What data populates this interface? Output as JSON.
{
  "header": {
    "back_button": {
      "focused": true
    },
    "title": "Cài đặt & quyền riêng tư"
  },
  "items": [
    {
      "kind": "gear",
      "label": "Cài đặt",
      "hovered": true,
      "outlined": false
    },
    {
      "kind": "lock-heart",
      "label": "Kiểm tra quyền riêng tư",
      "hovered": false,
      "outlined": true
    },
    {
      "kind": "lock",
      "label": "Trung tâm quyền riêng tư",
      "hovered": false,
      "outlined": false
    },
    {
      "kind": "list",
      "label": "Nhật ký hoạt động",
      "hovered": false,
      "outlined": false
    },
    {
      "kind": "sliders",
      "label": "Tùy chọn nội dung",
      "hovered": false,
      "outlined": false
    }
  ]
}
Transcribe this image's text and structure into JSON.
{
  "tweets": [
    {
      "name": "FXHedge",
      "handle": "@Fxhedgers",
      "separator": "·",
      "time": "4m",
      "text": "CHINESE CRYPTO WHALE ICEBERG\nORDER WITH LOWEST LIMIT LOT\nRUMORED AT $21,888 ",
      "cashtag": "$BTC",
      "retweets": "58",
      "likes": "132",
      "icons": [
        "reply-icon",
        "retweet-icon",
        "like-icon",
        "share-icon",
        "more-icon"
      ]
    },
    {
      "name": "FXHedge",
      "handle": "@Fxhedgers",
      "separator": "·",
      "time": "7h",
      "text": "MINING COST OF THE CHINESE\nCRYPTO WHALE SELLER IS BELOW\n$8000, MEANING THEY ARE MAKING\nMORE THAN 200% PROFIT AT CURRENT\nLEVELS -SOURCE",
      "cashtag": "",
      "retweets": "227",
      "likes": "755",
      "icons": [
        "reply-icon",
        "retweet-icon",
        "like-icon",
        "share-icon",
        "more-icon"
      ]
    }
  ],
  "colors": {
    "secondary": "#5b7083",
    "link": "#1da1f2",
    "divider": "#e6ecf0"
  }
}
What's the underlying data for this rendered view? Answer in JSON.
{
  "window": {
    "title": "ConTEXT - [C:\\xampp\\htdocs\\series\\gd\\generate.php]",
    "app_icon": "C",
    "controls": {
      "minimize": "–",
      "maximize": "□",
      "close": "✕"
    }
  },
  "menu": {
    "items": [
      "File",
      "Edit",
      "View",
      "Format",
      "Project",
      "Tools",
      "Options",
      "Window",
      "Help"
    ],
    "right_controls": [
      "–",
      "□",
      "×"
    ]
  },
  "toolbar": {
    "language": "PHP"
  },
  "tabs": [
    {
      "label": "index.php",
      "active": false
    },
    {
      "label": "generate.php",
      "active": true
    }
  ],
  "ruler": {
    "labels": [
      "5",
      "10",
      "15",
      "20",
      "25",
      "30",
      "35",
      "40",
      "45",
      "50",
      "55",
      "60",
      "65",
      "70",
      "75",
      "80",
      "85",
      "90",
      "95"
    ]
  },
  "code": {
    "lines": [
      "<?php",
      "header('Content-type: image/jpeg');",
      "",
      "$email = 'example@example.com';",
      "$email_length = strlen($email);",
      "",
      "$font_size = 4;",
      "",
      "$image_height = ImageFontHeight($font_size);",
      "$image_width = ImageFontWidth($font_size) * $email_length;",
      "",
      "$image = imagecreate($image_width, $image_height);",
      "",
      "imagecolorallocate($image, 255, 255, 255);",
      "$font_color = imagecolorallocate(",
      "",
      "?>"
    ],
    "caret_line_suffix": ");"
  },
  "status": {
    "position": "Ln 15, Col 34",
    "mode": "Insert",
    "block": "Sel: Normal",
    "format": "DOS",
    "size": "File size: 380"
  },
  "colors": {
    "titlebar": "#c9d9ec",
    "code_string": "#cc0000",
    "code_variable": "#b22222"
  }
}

→ **STATED GOAL**:
Scan the material above for the word "true". Copy each line where it occurs.

→ **EXERCISE SOLUTION**:
      "focused": true
      "hovered": true,
      "outlined": true
      "active": true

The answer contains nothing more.